====== Material shown ======

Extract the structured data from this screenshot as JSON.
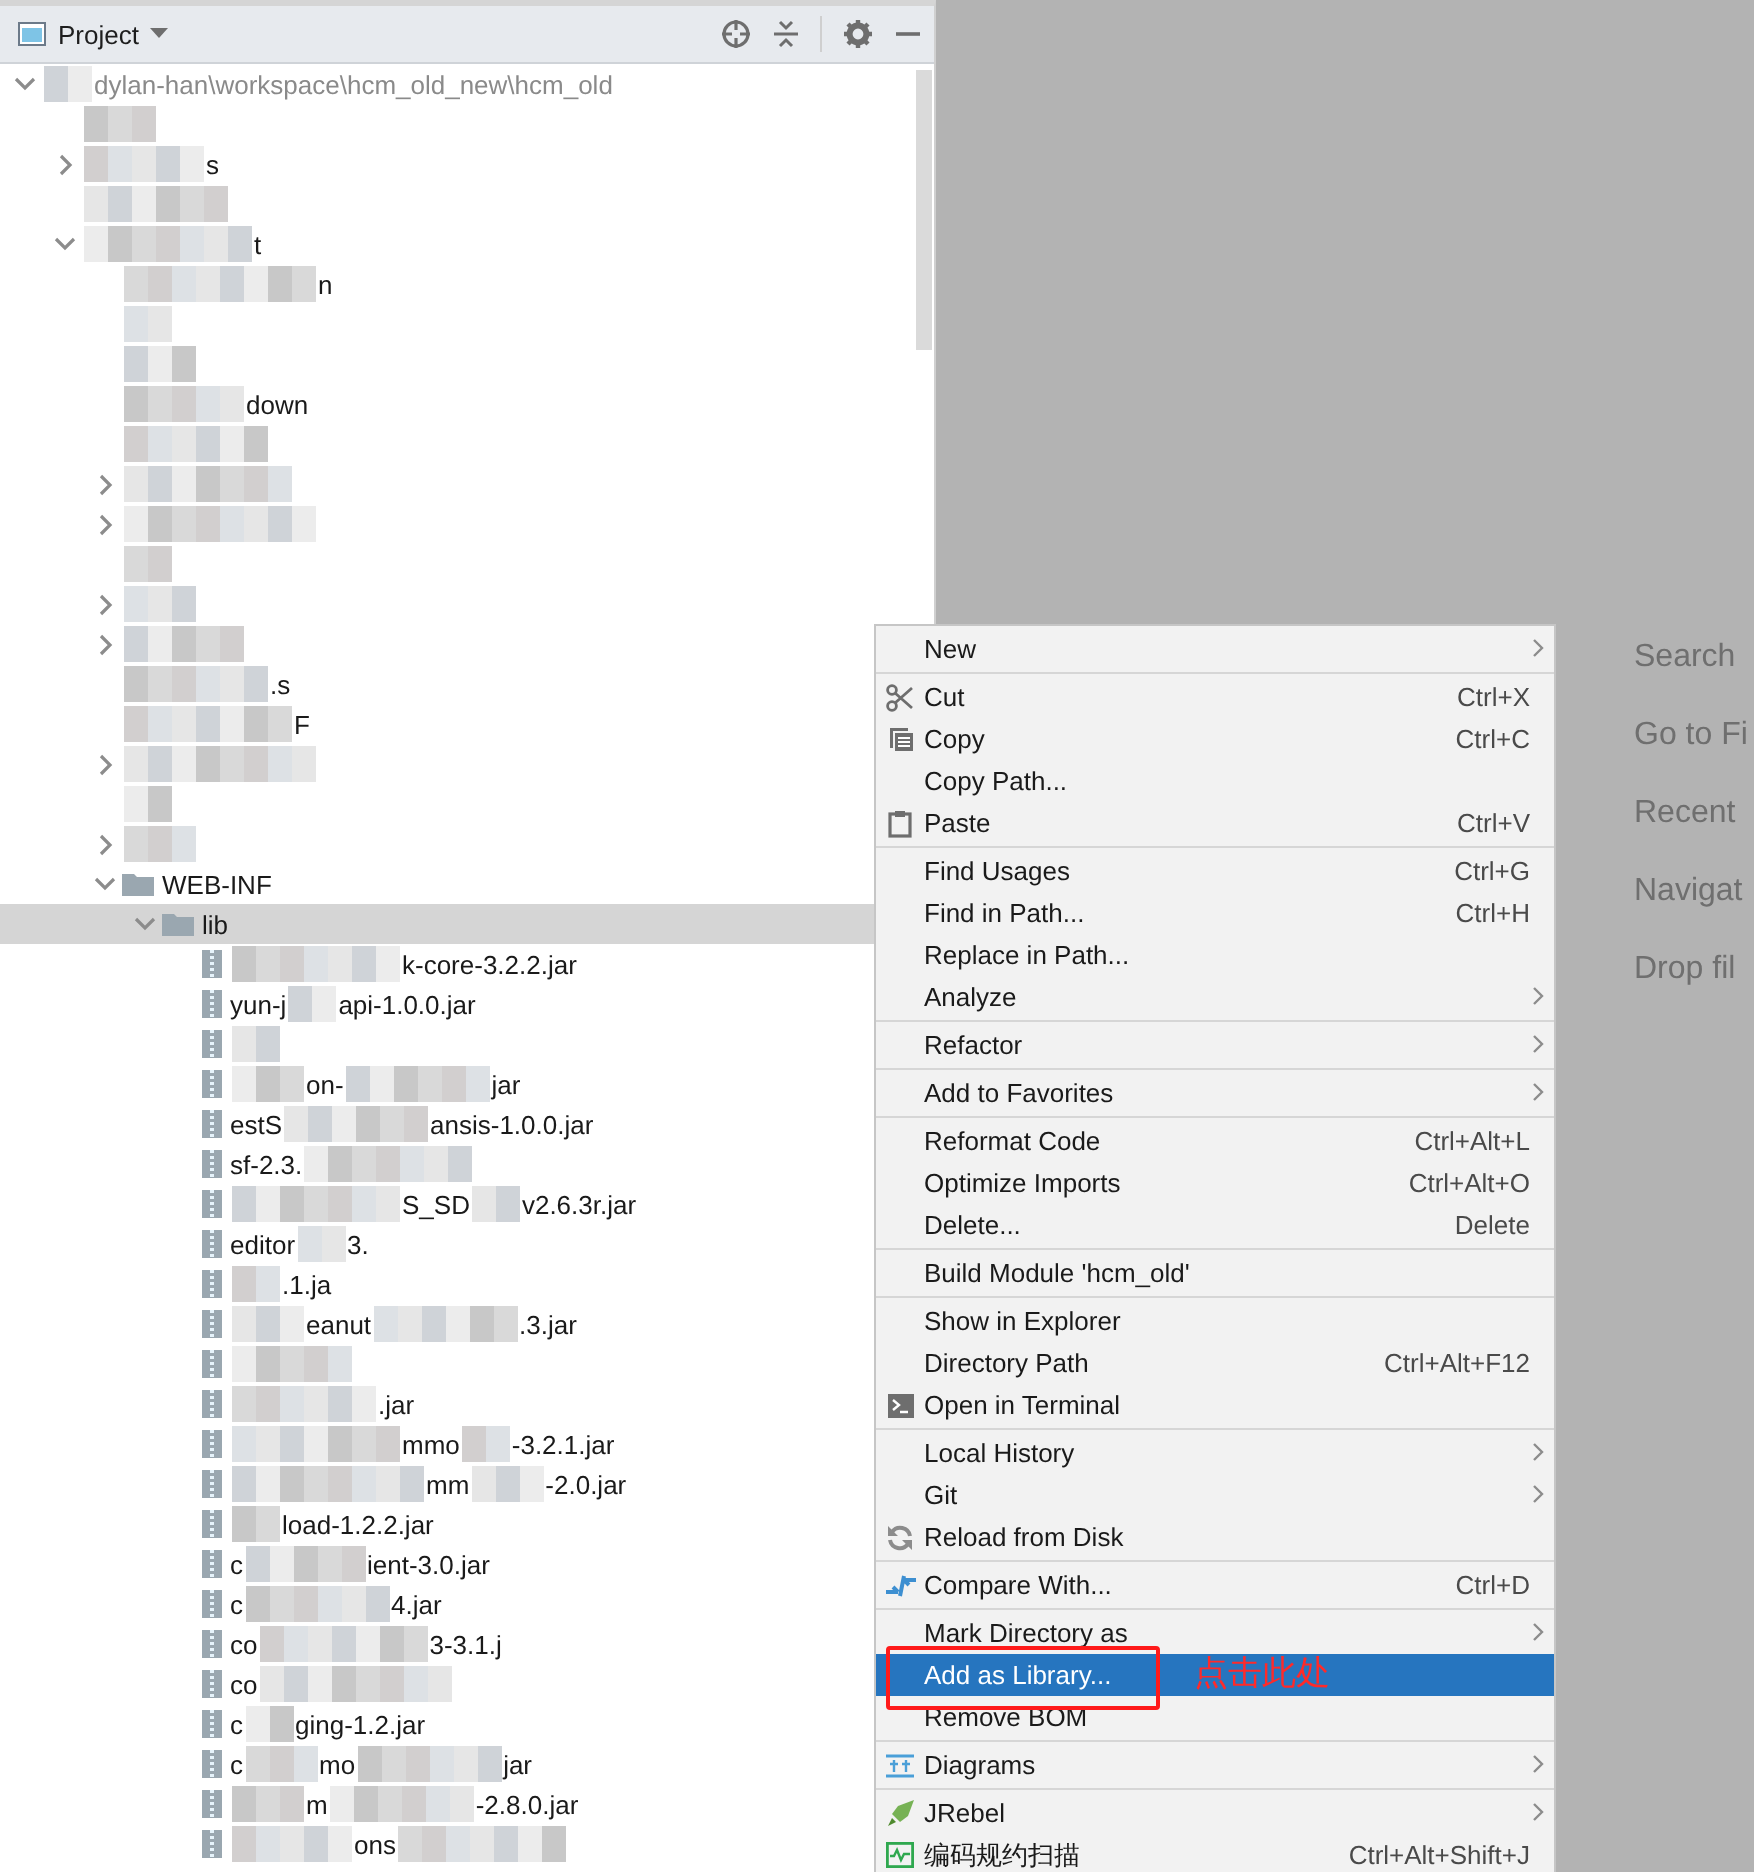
{
  "toolbar": {
    "title": "Project"
  },
  "tree": [
    {
      "kind": "module",
      "expanded": true,
      "selected": false,
      "parts": [
        {
          "kind": "blur"
        },
        {
          "text": "dylan-han\\workspace\\hcm_old_new\\hcm_old"
        }
      ],
      "children": [
        {
          "selected": false,
          "parts": [
            {
              "kind": "blur"
            }
          ]
        },
        {
          "expanded": false,
          "selected": false,
          "parts": [
            {
              "kind": "blur"
            },
            {
              "text": "s"
            }
          ]
        },
        {
          "selected": false,
          "parts": [
            {
              "kind": "blur"
            }
          ]
        },
        {
          "expanded": true,
          "selected": false,
          "parts": [
            {
              "kind": "blur"
            },
            {
              "text": "t"
            }
          ],
          "children": [
            {
              "selected": false,
              "parts": [
                {
                  "kind": "blur"
                },
                {
                  "text": "n"
                }
              ]
            },
            {
              "selected": false,
              "parts": [
                {
                  "kind": "blur"
                }
              ]
            },
            {
              "selected": false,
              "parts": [
                {
                  "kind": "blur"
                }
              ]
            },
            {
              "selected": false,
              "parts": [
                {
                  "kind": "blur"
                },
                {
                  "text": "down"
                }
              ]
            },
            {
              "selected": false,
              "parts": [
                {
                  "kind": "blur"
                }
              ]
            },
            {
              "expanded": false,
              "selected": false,
              "parts": [
                {
                  "kind": "blur"
                }
              ]
            },
            {
              "expanded": false,
              "selected": false,
              "parts": [
                {
                  "kind": "blur"
                }
              ]
            },
            {
              "selected": false,
              "parts": [
                {
                  "kind": "blur"
                }
              ]
            },
            {
              "expanded": false,
              "selected": false,
              "parts": [
                {
                  "kind": "blur"
                }
              ]
            },
            {
              "expanded": false,
              "selected": false,
              "parts": [
                {
                  "kind": "blur"
                }
              ]
            },
            {
              "selected": false,
              "parts": [
                {
                  "kind": "blur"
                },
                {
                  "text": ".s"
                }
              ]
            },
            {
              "selected": false,
              "parts": [
                {
                  "kind": "blur"
                },
                {
                  "text": "F"
                }
              ]
            },
            {
              "expanded": false,
              "selected": false,
              "parts": [
                {
                  "kind": "blur"
                }
              ]
            },
            {
              "selected": false,
              "parts": [
                {
                  "kind": "blur"
                }
              ]
            },
            {
              "expanded": false,
              "selected": false,
              "parts": [
                {
                  "kind": "blur"
                }
              ]
            },
            {
              "kind": "folder",
              "expanded": true,
              "selected": false,
              "parts": [
                {
                  "text": "WEB-INF"
                }
              ],
              "children": [
                {
                  "kind": "folder",
                  "expanded": true,
                  "selected": true,
                  "parts": [
                    {
                      "text": "lib"
                    }
                  ],
                  "children": [
                    {
                      "kind": "jar",
                      "selected": false,
                      "parts": [
                        {
                          "kind": "blur"
                        },
                        {
                          "text": "k-core-3.2.2.jar"
                        }
                      ]
                    },
                    {
                      "kind": "jar",
                      "selected": false,
                      "parts": [
                        {
                          "text": "yun-j"
                        },
                        {
                          "kind": "blur"
                        },
                        {
                          "text": "api-1.0.0.jar"
                        }
                      ]
                    },
                    {
                      "kind": "jar",
                      "selected": false,
                      "parts": [
                        {
                          "kind": "blur"
                        }
                      ]
                    },
                    {
                      "kind": "jar",
                      "selected": false,
                      "parts": [
                        {
                          "kind": "blur"
                        },
                        {
                          "text": "on-"
                        },
                        {
                          "kind": "blur"
                        },
                        {
                          "text": "jar"
                        }
                      ]
                    },
                    {
                      "kind": "jar",
                      "selected": false,
                      "parts": [
                        {
                          "text": "estS"
                        },
                        {
                          "kind": "blur"
                        },
                        {
                          "text": "ansis-1.0.0.jar"
                        }
                      ]
                    },
                    {
                      "kind": "jar",
                      "selected": false,
                      "parts": [
                        {
                          "text": "sf-2.3."
                        },
                        {
                          "kind": "blur"
                        }
                      ]
                    },
                    {
                      "kind": "jar",
                      "selected": false,
                      "parts": [
                        {
                          "kind": "blur"
                        },
                        {
                          "text": "S_SD"
                        },
                        {
                          "kind": "blur"
                        },
                        {
                          "text": "v2.6.3r.jar"
                        }
                      ]
                    },
                    {
                      "kind": "jar",
                      "selected": false,
                      "parts": [
                        {
                          "text": "editor"
                        },
                        {
                          "kind": "blur"
                        },
                        {
                          "text": "3."
                        }
                      ]
                    },
                    {
                      "kind": "jar",
                      "selected": false,
                      "parts": [
                        {
                          "kind": "blur"
                        },
                        {
                          "text": ".1.ja"
                        }
                      ]
                    },
                    {
                      "kind": "jar",
                      "selected": false,
                      "parts": [
                        {
                          "kind": "blur"
                        },
                        {
                          "text": "eanut"
                        },
                        {
                          "kind": "blur"
                        },
                        {
                          "text": ".3.jar"
                        }
                      ]
                    },
                    {
                      "kind": "jar",
                      "selected": false,
                      "parts": [
                        {
                          "kind": "blur"
                        }
                      ]
                    },
                    {
                      "kind": "jar",
                      "selected": false,
                      "parts": [
                        {
                          "kind": "blur"
                        },
                        {
                          "text": ".jar"
                        }
                      ]
                    },
                    {
                      "kind": "jar",
                      "selected": false,
                      "parts": [
                        {
                          "kind": "blur"
                        },
                        {
                          "text": "mmo"
                        },
                        {
                          "kind": "blur"
                        },
                        {
                          "text": "-3.2.1.jar"
                        }
                      ]
                    },
                    {
                      "kind": "jar",
                      "selected": false,
                      "parts": [
                        {
                          "kind": "blur"
                        },
                        {
                          "text": "mm"
                        },
                        {
                          "kind": "blur"
                        },
                        {
                          "text": "-2.0.jar"
                        }
                      ]
                    },
                    {
                      "kind": "jar",
                      "selected": false,
                      "parts": [
                        {
                          "kind": "blur"
                        },
                        {
                          "text": "load-1.2.2.jar"
                        }
                      ]
                    },
                    {
                      "kind": "jar",
                      "selected": false,
                      "parts": [
                        {
                          "text": "c"
                        },
                        {
                          "kind": "blur"
                        },
                        {
                          "text": "ient-3.0.jar"
                        }
                      ]
                    },
                    {
                      "kind": "jar",
                      "selected": false,
                      "parts": [
                        {
                          "text": "c"
                        },
                        {
                          "kind": "blur"
                        },
                        {
                          "text": "4.jar"
                        }
                      ]
                    },
                    {
                      "kind": "jar",
                      "selected": false,
                      "parts": [
                        {
                          "text": "co"
                        },
                        {
                          "kind": "blur"
                        },
                        {
                          "text": "3-3.1.j"
                        }
                      ]
                    },
                    {
                      "kind": "jar",
                      "selected": false,
                      "parts": [
                        {
                          "text": "co"
                        },
                        {
                          "kind": "blur"
                        }
                      ]
                    },
                    {
                      "kind": "jar",
                      "selected": false,
                      "parts": [
                        {
                          "text": "c"
                        },
                        {
                          "kind": "blur"
                        },
                        {
                          "text": "ging-1.2.jar"
                        }
                      ]
                    },
                    {
                      "kind": "jar",
                      "selected": false,
                      "parts": [
                        {
                          "text": "c"
                        },
                        {
                          "kind": "blur"
                        },
                        {
                          "text": "mo"
                        },
                        {
                          "kind": "blur"
                        },
                        {
                          "text": "jar"
                        }
                      ]
                    },
                    {
                      "kind": "jar",
                      "selected": false,
                      "parts": [
                        {
                          "kind": "blur"
                        },
                        {
                          "text": "m"
                        },
                        {
                          "kind": "blur"
                        },
                        {
                          "text": "-2.8.0.jar"
                        }
                      ]
                    },
                    {
                      "kind": "jar",
                      "selected": false,
                      "parts": [
                        {
                          "kind": "blur"
                        },
                        {
                          "text": "ons"
                        },
                        {
                          "kind": "blur"
                        }
                      ]
                    }
                  ]
                }
              ]
            }
          ]
        }
      ]
    }
  ],
  "editor_hints": [
    "Search",
    "Go to Fi",
    "Recent",
    "Navigat",
    "Drop fil"
  ],
  "context_menu": {
    "groups": [
      {
        "items": [
          {
            "label": "New",
            "submenu": true,
            "selected": false
          }
        ]
      },
      {
        "items": [
          {
            "label": "Cut",
            "kind": "scissors",
            "shortcut": "Ctrl+X",
            "submenu": false,
            "selected": false
          },
          {
            "label": "Copy",
            "kind": "copy",
            "shortcut": "Ctrl+C",
            "submenu": false,
            "selected": false
          },
          {
            "label": "Copy Path...",
            "submenu": false,
            "selected": false
          },
          {
            "label": "Paste",
            "kind": "paste",
            "shortcut": "Ctrl+V",
            "submenu": false,
            "selected": false
          }
        ]
      },
      {
        "items": [
          {
            "label": "Find Usages",
            "shortcut": "Ctrl+G",
            "submenu": false,
            "selected": false
          },
          {
            "label": "Find in Path...",
            "shortcut": "Ctrl+H",
            "submenu": false,
            "selected": false
          },
          {
            "label": "Replace in Path...",
            "submenu": false,
            "selected": false
          },
          {
            "label": "Analyze",
            "submenu": true,
            "selected": false
          }
        ]
      },
      {
        "items": [
          {
            "label": "Refactor",
            "submenu": true,
            "selected": false
          }
        ]
      },
      {
        "items": [
          {
            "label": "Add to Favorites",
            "submenu": true,
            "selected": false
          }
        ]
      },
      {
        "items": [
          {
            "label": "Reformat Code",
            "shortcut": "Ctrl+Alt+L",
            "submenu": false,
            "selected": false
          },
          {
            "label": "Optimize Imports",
            "shortcut": "Ctrl+Alt+O",
            "submenu": false,
            "selected": false
          },
          {
            "label": "Delete...",
            "shortcut": "Delete",
            "submenu": false,
            "selected": false
          }
        ]
      },
      {
        "items": [
          {
            "label": "Build Module 'hcm_old'",
            "submenu": false,
            "selected": false
          }
        ]
      },
      {
        "items": [
          {
            "label": "Show in Explorer",
            "submenu": false,
            "selected": false
          },
          {
            "label": "Directory Path",
            "shortcut": "Ctrl+Alt+F12",
            "submenu": false,
            "selected": false
          },
          {
            "label": "Open in Terminal",
            "kind": "terminal",
            "submenu": false,
            "selected": false
          }
        ]
      },
      {
        "items": [
          {
            "label": "Local History",
            "submenu": true,
            "selected": false
          },
          {
            "label": "Git",
            "submenu": true,
            "selected": false
          },
          {
            "label": "Reload from Disk",
            "kind": "reload",
            "submenu": false,
            "selected": false
          }
        ]
      },
      {
        "items": [
          {
            "label": "Compare With...",
            "kind": "compare",
            "shortcut": "Ctrl+D",
            "submenu": false,
            "selected": false
          }
        ]
      },
      {
        "items": [
          {
            "label": "Mark Directory as",
            "submenu": true,
            "selected": false
          },
          {
            "label": "Add as Library...",
            "submenu": false,
            "selected": true
          },
          {
            "label": "Remove BOM",
            "submenu": false,
            "selected": false
          }
        ]
      },
      {
        "items": [
          {
            "label": "Diagrams",
            "kind": "diagram",
            "submenu": true,
            "selected": false
          }
        ]
      },
      {
        "items": [
          {
            "label": "JRebel",
            "kind": "jrebel",
            "submenu": true,
            "selected": false
          },
          {
            "label": "编码规约扫描",
            "kind": "scan",
            "shortcut": "Ctrl+Alt+Shift+J",
            "submenu": false,
            "selected": false
          }
        ]
      }
    ]
  },
  "annotation": {
    "text": "点击此处"
  }
}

======

> _Required task_: What is the number of lines in the data that hold the word "Path"? Reply with that number and nothing else.

> _Complete output_: 4